BEGIN
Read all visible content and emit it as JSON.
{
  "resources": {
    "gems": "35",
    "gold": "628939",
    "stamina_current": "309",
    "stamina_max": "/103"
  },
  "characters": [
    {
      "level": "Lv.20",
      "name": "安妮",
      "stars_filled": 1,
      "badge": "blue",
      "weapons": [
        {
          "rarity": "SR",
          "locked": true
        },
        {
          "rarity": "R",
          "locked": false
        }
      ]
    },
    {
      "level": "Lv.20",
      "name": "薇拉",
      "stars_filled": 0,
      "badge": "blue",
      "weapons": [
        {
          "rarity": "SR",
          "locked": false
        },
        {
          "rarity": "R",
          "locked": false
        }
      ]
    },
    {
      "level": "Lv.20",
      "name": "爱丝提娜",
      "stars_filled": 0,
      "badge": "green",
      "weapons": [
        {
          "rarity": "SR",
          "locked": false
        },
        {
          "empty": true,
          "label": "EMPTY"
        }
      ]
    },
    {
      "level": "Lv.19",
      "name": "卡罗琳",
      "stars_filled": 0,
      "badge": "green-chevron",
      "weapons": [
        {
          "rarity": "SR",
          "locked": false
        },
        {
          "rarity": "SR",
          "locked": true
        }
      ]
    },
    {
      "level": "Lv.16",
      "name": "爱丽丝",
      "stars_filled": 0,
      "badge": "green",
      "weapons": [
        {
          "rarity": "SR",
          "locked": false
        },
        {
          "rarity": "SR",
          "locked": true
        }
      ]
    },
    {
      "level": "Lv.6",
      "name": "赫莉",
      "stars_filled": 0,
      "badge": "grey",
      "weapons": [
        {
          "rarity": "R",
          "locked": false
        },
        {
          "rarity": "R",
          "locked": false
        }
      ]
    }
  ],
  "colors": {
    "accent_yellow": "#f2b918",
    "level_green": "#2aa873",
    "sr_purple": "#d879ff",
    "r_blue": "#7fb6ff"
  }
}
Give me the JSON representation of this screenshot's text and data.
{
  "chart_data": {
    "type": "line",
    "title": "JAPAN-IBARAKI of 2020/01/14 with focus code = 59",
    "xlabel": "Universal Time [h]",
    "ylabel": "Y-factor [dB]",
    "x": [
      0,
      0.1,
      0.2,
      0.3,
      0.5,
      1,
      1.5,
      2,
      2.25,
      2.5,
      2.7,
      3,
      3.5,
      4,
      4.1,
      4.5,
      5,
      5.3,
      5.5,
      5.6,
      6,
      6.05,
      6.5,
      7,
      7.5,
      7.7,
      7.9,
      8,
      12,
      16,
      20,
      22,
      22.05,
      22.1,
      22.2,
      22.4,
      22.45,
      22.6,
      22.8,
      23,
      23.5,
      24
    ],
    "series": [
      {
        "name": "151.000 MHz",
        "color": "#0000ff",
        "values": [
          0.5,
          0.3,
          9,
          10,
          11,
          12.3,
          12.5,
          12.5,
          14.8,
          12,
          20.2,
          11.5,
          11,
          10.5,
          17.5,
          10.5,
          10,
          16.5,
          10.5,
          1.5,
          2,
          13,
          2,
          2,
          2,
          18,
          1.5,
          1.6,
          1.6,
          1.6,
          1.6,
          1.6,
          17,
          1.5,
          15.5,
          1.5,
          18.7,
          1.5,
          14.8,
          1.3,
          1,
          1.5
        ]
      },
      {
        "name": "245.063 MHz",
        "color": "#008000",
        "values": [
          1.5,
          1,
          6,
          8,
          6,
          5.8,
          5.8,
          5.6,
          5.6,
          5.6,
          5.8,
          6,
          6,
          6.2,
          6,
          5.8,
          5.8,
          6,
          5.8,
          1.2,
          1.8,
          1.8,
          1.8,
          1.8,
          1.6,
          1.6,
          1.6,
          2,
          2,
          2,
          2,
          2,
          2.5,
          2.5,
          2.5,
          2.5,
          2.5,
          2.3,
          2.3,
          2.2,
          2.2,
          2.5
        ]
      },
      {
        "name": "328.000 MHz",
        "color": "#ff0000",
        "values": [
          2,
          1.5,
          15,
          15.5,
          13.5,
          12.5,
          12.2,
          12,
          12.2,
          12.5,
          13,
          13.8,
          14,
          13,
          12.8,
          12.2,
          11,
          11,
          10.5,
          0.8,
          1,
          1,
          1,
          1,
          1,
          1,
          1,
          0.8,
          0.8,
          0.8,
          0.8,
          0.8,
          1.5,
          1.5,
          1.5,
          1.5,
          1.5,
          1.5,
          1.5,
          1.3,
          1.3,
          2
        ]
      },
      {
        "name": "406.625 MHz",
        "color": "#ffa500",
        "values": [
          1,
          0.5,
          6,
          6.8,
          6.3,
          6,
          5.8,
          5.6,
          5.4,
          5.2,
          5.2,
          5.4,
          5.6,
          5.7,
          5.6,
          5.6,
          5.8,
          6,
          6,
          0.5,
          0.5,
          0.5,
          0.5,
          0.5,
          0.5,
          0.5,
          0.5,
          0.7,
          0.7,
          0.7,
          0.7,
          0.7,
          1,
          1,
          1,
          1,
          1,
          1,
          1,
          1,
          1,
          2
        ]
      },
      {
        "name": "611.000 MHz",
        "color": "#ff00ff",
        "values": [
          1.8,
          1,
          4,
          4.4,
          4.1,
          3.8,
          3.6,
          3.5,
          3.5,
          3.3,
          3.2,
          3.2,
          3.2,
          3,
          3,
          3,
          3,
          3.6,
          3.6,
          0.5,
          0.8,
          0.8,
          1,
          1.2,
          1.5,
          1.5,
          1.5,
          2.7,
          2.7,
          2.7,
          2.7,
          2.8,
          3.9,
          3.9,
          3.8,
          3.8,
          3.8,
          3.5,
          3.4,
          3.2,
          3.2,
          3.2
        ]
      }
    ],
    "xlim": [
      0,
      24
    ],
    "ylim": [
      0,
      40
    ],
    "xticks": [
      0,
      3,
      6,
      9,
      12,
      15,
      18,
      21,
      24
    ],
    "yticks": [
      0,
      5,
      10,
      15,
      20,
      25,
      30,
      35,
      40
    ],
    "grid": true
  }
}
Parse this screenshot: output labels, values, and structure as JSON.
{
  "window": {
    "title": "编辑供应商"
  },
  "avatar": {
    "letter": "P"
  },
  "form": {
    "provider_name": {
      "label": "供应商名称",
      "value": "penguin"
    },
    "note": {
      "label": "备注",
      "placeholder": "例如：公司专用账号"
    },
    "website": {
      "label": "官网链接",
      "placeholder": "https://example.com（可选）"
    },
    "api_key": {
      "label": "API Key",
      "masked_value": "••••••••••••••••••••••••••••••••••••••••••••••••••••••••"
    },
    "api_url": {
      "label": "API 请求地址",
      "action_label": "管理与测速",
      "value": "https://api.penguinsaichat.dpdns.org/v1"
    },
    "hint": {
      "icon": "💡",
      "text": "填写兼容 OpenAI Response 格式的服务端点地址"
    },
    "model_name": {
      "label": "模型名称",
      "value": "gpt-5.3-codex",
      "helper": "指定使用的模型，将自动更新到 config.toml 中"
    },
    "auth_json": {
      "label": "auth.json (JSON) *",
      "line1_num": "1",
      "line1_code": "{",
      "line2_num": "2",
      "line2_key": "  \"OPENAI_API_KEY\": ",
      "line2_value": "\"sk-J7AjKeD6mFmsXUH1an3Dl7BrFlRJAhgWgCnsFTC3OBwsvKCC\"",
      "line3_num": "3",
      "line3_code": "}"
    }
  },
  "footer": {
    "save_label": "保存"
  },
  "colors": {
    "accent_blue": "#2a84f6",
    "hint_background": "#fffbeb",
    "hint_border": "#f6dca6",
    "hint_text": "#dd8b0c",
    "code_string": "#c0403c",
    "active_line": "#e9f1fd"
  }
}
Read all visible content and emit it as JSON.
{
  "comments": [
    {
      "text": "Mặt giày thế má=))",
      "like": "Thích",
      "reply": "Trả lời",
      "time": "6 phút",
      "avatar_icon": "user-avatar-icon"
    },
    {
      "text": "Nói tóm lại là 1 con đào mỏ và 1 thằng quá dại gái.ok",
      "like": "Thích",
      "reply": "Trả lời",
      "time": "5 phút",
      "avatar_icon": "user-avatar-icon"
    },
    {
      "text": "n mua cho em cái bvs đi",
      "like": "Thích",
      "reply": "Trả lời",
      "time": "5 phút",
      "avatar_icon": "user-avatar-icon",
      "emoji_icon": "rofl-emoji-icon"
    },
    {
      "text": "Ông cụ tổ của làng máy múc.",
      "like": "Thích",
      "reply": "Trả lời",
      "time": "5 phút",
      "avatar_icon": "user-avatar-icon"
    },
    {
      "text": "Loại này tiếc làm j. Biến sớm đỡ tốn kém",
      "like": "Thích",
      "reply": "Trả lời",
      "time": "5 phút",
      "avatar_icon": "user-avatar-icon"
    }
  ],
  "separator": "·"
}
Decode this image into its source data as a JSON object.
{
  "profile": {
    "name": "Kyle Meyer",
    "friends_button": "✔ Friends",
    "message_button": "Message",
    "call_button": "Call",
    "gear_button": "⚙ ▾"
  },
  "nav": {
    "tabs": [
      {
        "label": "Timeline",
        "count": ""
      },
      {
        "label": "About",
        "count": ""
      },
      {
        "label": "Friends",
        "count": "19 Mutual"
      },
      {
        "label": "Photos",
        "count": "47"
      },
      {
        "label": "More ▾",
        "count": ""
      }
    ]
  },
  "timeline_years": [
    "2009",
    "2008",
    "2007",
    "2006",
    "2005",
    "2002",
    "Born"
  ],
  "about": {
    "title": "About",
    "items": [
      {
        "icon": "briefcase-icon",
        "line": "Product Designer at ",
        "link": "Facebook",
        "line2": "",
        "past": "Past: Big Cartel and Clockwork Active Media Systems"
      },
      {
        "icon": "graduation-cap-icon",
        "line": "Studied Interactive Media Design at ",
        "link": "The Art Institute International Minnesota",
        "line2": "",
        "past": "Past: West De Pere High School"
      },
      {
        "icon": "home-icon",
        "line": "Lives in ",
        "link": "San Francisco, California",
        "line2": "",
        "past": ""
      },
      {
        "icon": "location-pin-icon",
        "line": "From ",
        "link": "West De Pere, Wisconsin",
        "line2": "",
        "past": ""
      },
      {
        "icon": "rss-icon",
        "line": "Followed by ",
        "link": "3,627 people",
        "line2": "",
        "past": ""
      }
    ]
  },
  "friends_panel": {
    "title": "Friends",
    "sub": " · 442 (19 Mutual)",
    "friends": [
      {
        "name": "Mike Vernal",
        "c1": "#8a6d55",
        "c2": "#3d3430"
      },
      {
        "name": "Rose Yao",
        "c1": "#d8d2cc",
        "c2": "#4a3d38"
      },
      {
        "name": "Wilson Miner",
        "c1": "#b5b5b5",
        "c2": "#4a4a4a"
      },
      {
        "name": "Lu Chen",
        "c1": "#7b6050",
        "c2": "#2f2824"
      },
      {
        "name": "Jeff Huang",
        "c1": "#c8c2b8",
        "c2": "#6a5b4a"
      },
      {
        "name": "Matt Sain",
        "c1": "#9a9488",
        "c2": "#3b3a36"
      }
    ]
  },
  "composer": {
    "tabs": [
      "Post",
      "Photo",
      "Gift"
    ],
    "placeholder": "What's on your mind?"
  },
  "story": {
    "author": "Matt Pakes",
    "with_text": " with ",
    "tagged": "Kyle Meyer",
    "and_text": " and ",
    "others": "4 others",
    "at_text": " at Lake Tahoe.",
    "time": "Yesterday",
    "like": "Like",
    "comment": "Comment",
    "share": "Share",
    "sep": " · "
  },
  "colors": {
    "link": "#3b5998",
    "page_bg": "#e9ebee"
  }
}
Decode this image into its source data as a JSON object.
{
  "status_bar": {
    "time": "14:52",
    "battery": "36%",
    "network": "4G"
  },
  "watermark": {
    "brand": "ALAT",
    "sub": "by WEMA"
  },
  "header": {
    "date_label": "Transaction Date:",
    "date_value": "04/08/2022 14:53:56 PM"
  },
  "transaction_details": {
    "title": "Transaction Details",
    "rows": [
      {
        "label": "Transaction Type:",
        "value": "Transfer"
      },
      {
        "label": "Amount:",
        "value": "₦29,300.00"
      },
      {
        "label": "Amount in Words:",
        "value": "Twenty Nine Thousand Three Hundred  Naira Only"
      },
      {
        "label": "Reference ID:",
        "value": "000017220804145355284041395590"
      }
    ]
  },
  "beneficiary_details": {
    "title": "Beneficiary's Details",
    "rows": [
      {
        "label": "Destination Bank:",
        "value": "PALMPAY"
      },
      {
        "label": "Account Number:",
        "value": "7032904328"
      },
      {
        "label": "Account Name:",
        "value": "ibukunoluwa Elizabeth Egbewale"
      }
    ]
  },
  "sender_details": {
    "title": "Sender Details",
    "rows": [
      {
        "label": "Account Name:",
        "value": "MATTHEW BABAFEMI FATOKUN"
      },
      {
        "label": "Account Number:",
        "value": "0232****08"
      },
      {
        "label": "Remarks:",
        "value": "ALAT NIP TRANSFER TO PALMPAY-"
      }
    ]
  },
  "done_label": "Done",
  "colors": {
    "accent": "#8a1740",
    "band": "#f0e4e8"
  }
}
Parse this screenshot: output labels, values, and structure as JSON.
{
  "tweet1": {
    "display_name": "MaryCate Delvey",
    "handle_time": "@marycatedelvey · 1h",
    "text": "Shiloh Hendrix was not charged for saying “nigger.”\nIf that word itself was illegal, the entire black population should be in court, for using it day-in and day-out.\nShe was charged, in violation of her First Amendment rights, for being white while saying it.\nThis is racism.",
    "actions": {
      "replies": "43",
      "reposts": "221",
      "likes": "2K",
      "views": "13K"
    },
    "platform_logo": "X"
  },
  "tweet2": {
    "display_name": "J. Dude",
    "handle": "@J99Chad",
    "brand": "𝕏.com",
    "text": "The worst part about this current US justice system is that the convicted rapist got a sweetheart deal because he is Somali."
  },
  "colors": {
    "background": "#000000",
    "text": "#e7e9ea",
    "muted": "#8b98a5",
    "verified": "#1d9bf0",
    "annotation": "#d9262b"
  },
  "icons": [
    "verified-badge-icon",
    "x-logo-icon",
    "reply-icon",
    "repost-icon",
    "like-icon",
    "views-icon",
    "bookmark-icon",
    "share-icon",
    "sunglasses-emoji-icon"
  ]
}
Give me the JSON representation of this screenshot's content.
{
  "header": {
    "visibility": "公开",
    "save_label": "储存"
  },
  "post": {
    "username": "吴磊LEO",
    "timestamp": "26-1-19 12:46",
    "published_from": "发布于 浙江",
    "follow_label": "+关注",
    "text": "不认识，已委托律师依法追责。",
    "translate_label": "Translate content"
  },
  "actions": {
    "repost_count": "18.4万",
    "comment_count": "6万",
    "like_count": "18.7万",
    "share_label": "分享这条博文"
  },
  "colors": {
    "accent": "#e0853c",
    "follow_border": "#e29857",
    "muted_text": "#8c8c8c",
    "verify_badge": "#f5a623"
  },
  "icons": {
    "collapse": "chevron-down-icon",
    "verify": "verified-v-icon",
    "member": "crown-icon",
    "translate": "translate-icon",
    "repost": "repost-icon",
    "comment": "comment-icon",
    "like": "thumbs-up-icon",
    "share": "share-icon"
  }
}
END
Instruction:
Go through the records and show every line with the string "title" in it.

Finished task:
    "title": "JAPAN-IBARAKI of 2020/01/14 with focus code = 59",
    "title": "编辑供应商"
    "title": "About",
    "title": "Friends",
    "title": "Transaction Details",
    "title": "Beneficiary's Details",
    "title": "Sender Details",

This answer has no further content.